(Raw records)
- - -
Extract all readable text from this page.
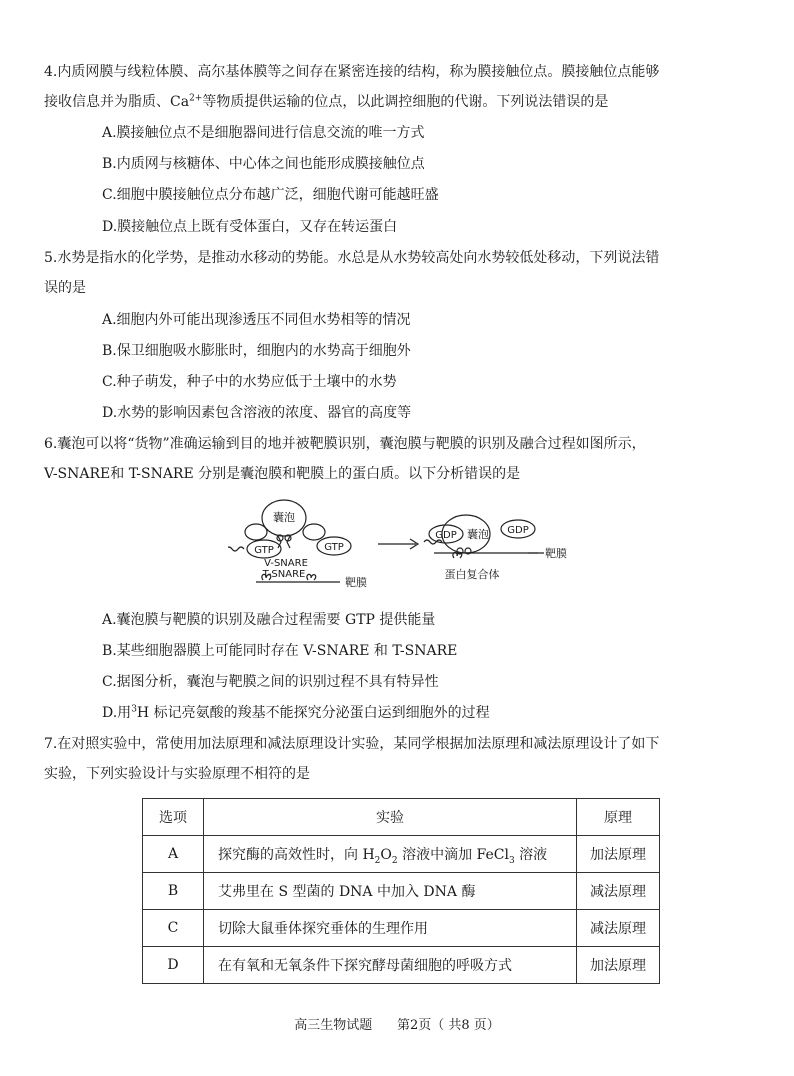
4.内质网膜与线粒体膜、高尔基体膜等之间存在紧密连接的结构，称为膜接触位点。膜接触位点能够
接收信息并为脂质、$Ca^{2+}$等物质提供运输的位点，以此调控细胞的代谢。下列说法错误的是
A.膜接触位点不是细胞器间进行信息交流的唯一方式
B.内质网与核糖体、中心体之间也能形成膜接触位点
C.细胞中膜接触位点分布越广泛，细胞代谢可能越旺盛
D.膜接触位点上既有受体蛋白，又存在转运蛋白
5.水势是指水的化学势，是推动水移动的势能。水总是从水势较高处向水势较低处移动，下列说法错
误的是
A.细胞内外可能出现渗透压不同但水势相等的情况
B.保卫细胞吸水膨胀时，细胞内的水势高于细胞外
C.种子萌发，种子中的水势应低于土壤中的水势
D.水势的影响因素包含溶液的浓度、器官的高度等
6.囊泡可以将“货物”准确运输到目的地并被靶膜识别，囊泡膜与靶膜的识别及融合过程如图所示，
V-SNARE和 T-SNARE 分别是囊泡膜和靶膜上的蛋白质。以下分析错误的是
囊泡
GTP	GTP
V-SNARE
T-SNARE
靶膜
GDP	GDP
囊泡
靶膜
蛋白复合体
A.囊泡膜与靶膜的识别及融合过程需要 GTP 提供能量
B.某些细胞器膜上可能同时存在 V-SNARE 和 T-SNARE
C.据图分析，囊泡与靶膜之间的识别过程不具有特异性
D.用$^3$H 标记亮氨酸的羧基不能探究分泌蛋白运到细胞外的过程
7.在对照实验中，常使用加法原理和减法原理设计实验，某同学根据加法原理和减法原理设计了如下
实验，下列实验设计与实验原理不相符的是
选项	实验	原理
A	探究酶的高效性时，向 $H_2O_2$ 溶液中滴加 FeCl$_3$ 溶液	加法原理
B	艾弗里在 S 型菌的 DNA 中加入 DNA 酶	减法原理
C	切除大鼠垂体探究垂体的生理作用	减法原理
D	在有氧和无氧条件下探究酵母菌细胞的呼吸方式	加法原理
高三生物试题 第2页（ 共8 页）
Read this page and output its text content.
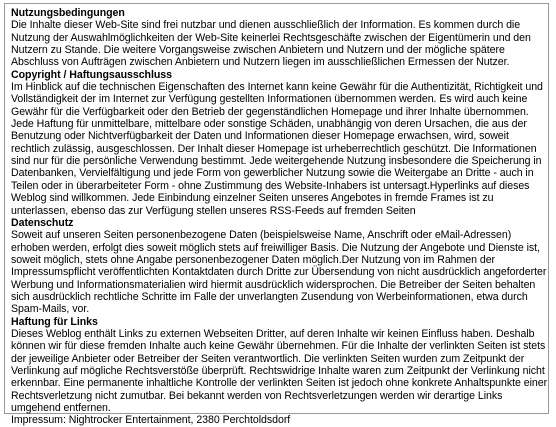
Nutzungsbedingungen
Die Inhalte dieser Web-Site sind frei nutzbar und dienen ausschließlich der Information. Es kommen durch die Nutzung der Auswahlmöglichkeiten der Web-Site keinerlei Rechtsgeschäfte zwischen der Eigentümerin und den Nutzern zu Stande. Die weitere Vorgangsweise zwischen Anbietern und Nutzern und der mögliche spätere Abschluss von Aufträgen zwischen Anbietern und Nutzern liegen im ausschließlichen Ermessen der Nutzer.
Copyright / Haftungsausschluss
Im Hinblick auf die technischen Eigenschaften des Internet kann keine Gewähr für die Authentizität, Richtigkeit und Vollständigkeit der im Internet zur Verfügung gestellten Informationen übernommen werden. Es wird auch keine Gewähr für die Verfügbarkeit oder den Betrieb der gegenständlichen Homepage und ihrer Inhalte übernommen. Jede Haftung für unmittelbare, mittelbare oder sonstige Schäden, unabhängig von deren Ursachen, die aus der Benutzung oder Nichtverfügbarkeit der Daten und Informationen dieser Homepage erwachsen, wird, soweit rechtlich zulässig, ausgeschlossen. Der Inhalt dieser Homepage ist urheberrechtlich geschützt. Die Informationen sind nur für die persönliche Verwendung bestimmt. Jede weitergehende Nutzung insbesondere die Speicherung in Datenbanken, Vervielfältigung und jede Form von gewerblicher Nutzung sowie die Weitergabe an Dritte - auch in Teilen oder in überarbeiteter Form - ohne Zustimmung des Website-Inhabers ist untersagt.Hyperlinks auf dieses Weblog sind willkommen. Jede Einbindung einzelner Seiten unseres Angebotes in fremde Frames ist zu unterlassen, ebenso das zur Verfügung stellen unseres RSS-Feeds auf fremden Seiten
Datenschutz
Soweit auf unseren Seiten personenbezogene Daten (beispielsweise Name, Anschrift oder eMail-Adressen) erhoben werden, erfolgt dies soweit möglich stets auf freiwilliger Basis. Die Nutzung der Angebote und Dienste ist, soweit möglich, stets ohne Angabe personenbezogener Daten möglich.Der Nutzung von im Rahmen der Impressumspflicht veröffentlichten Kontaktdaten durch Dritte zur Übersendung von nicht ausdrücklich angeforderter Werbung und Informationsmaterialien wird hiermit ausdrücklich widersprochen. Die Betreiber der Seiten behalten sich ausdrücklich rechtliche Schritte im Falle der unverlangten Zusendung von Werbeinformationen, etwa durch Spam-Mails, vor.
Haftung für Links
Dieses Weblog enthält Links zu externen Webseiten Dritter, auf deren Inhalte wir keinen Einfluss haben. Deshalb können wir für diese fremden Inhalte auch keine Gewähr übernehmen. Für die Inhalte der verlinkten Seiten ist stets der jeweilige Anbieter oder Betreiber der Seiten verantwortlich. Die verlinkten Seiten wurden zum Zeitpunkt der Verlinkung auf mögliche Rechtsverstöße überprüft. Rechtswidrige Inhalte waren zum Zeitpunkt der Verlinkung nicht erkennbar. Eine permanente inhaltliche Kontrolle der verlinkten Seiten ist jedoch ohne konkrete Anhaltspunkte einer Rechtsverletzung nicht zumutbar. Bei bekannt werden von Rechtsverletzungen werden wir derartige Links umgehend entfernen.
Impressum: Nightrocker Entertainment, 2380 Perchtoldsdorf
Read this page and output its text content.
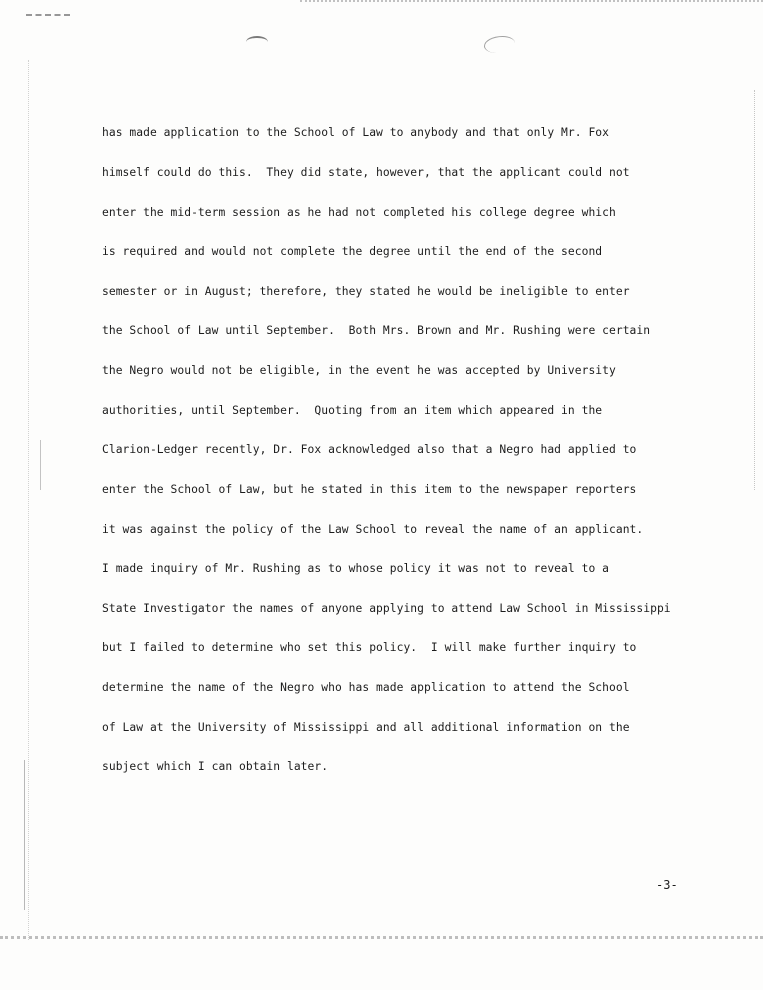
has made application to the School of Law to anybody and that only Mr. Fox

himself could do this.  They did state, however, that the applicant could not

enter the mid-term session as he had not completed his college degree which

is required and would not complete the degree until the end of the second

semester or in August; therefore, they stated he would be ineligible to enter

the School of Law until September.  Both Mrs. Brown and Mr. Rushing were certain

the Negro would not be eligible, in the event he was accepted by University

authorities, until September.  Quoting from an item which appeared in the

Clarion-Ledger recently, Dr. Fox acknowledged also that a Negro had applied to

enter the School of Law, but he stated in this item to the newspaper reporters

it was against the policy of the Law School to reveal the name of an applicant.

I made inquiry of Mr. Rushing as to whose policy it was not to reveal to a

State Investigator the names of anyone applying to attend Law School in Mississippi

but I failed to determine who set this policy.  I will make further inquiry to

determine the name of the Negro who has made application to attend the School

of Law at the University of Mississippi and all additional information on the

subject which I can obtain later.

-3-
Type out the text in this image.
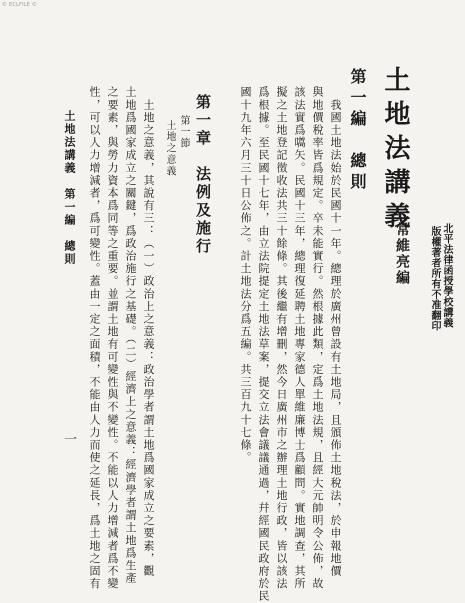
© ECLFILE ©
土地法講義
北平法律函授學校講義
版權著者所有不准翻印
常維亮編
第一編　總則
　我國土地法始於民國十一年。總理於廣州曾設有土地局，且頒佈土地稅法，於申報地價
與地價稅率皆爲規定。卒未能實行。然根據此類，定爲土地法規，且經大元帥明令公佈，故
該法實爲嚆矢。民國十三年，總理復延聘土地專家德人單維廉博士爲顧問。實地調查，其所
擬之土地登記徵收法共三十餘條。其後繼有增刪，然今日廣州市之辦理土地行政，皆以該法
爲根據。至民國十七年，由立法院提定土地法草案，提交立法會議議通過，幷經國民政府於民
國十九年六月三十日公佈之。計土地法分爲五編。共三百九十七條。
第一章　法例及施行
第一節
土地之意義
　土地之意義，其說有三：（一）政治上之意義：政治學者謂土地爲國家成立之要素，觀
土地爲國家成立之關鍵，爲政治施行之基礎。（二）經濟上之意義：經濟學者謂土地爲生產
之要素，與勞力資本爲同等之重要。並謂土地有可變性與不變性。不能以人力增減者爲不變
性，可以人力增減者，爲可變性。蓋由一定之面積，不能由人力而使之延長，爲土地之固有
土地法講義　第一編　總則
一
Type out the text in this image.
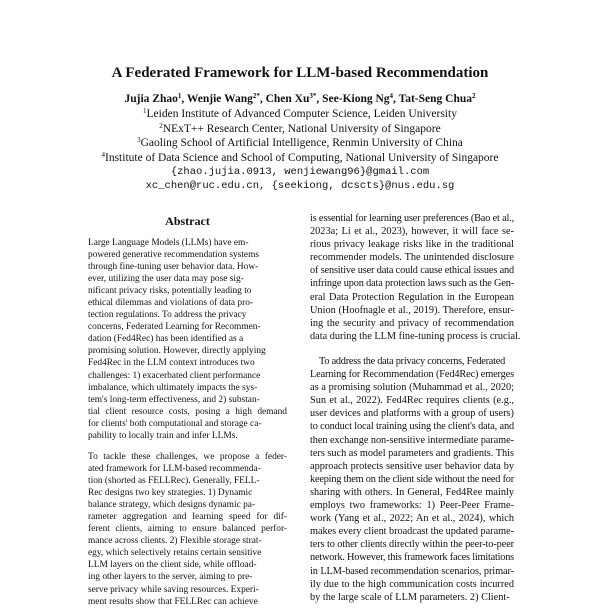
A Federated Framework for LLM-based Recommendation
Jujia Zhao$^1$, Wenjie Wang$^{2*}$, Chen $Xu^{3*}$, See-Kiong Ng$^4$, Tat-Seng Chua$^2$
$^1$Leiden Institute of Advanced Computer Science, Leiden University
$^2$NExT++ Research Center, National University of Singapore
$^3$Gaoling School of Artificial Intelligence, Renmin University of China
$^4$Institute of Data Science and School of Computing, National University of Singapore
{zhao.jujia.0913, wenjiewang96}@gmail.com
xc_chen@ruc.edu.cn, {seekiong, dcscts}@nus.edu.sg
Abstract
Large Language Models (LLMs) have em-
powered generative recommendation systems
through fine-tuning user behavior data. How-
ever, utilizing the user data may pose sig-
nificant privacy risks, potentially leading to
ethical dilemmas and violations of data pro-
tection regulations. To address the privacy
concerns, Federated Learning for Recommen-
dation (Fed4Rec) has been identified as a
promising solution. However, directly applying
Fed4Rec in the LLM context introduces two
challenges: 1) exacerbated client performance
imbalance, which ultimately impacts the sys-
tem's long-term effectiveness, and 2) substan-
tial client resource costs, posing a high demand
for clients' both computational and storage ca-
pability to locally train and infer LLMs.
To tackle these challenges, we propose a feder-
ated framework for LLM-based recommenda-
tion (shorted as FELLRec). Generally, FELL-
Rec designs two key strategies. 1) Dynamic
balance strategy, which designs dynamic pa-
rameter aggregation and learning speed for dif-
ferent clients, aiming to ensure balanced perfor-
mance across clients. 2) Flexible storage strat-
egy, which selectively retains certain sensitive
LLM layers on the client side, while offload-
ing other layers to the server, aiming to pre-
serve privacy while saving resources. Experi-
ment results show that FELLRec can achieve
is essential for learning user preferences (Bao et al.,
2023a; Li et al., 2023), however, it will face se-
rious privacy leakage risks like in the traditional
recommender models. The unintended disclosure
of sensitive user data could cause ethical issues and
infringe upon data protection laws such as the Gen-
eral Data Protection Regulation in the European
Union (Hoofnagle et al., 2019). Therefore, ensur-
ing the security and privacy of recommendation
data during the LLM fine-tuning process is crucial.
To address the data privacy concerns, Federated
Learning for Recommendation (Fed4Rec) emerges
as a promising solution (Muhammad et al., 2020;
Sun et al., 2022). Fed4Rec requires clients (e.g.,
user devices and platforms with a group of users)
to conduct local training using the client's data, and
then exchange non-sensitive intermediate parame-
ters such as model parameters and gradients. This
approach protects sensitive user behavior data by
keeping them on the client side without the need for
sharing with others. In General, Fed4Ree mainly
employs two frameworks: 1) Peer-Peer Frame-
work (Yang et al., 2022; An et al., 2024), which
makes every client broadcast the updated parame-
ters to other clients directly within the peer-to-peer
network. However, this framework faces limitations
in LLM-based recommendation scenarios, primar-
ily due to the high communication costs incurred
by the large scale of LLM parameters. 2) Client-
- - -
- **Short problem**
Look through the material and copy each line that has "tuning".

- **Solution for this problem**
through fine-tuning user behavior data. How-
data during the LLM fine-tuning process is crucial.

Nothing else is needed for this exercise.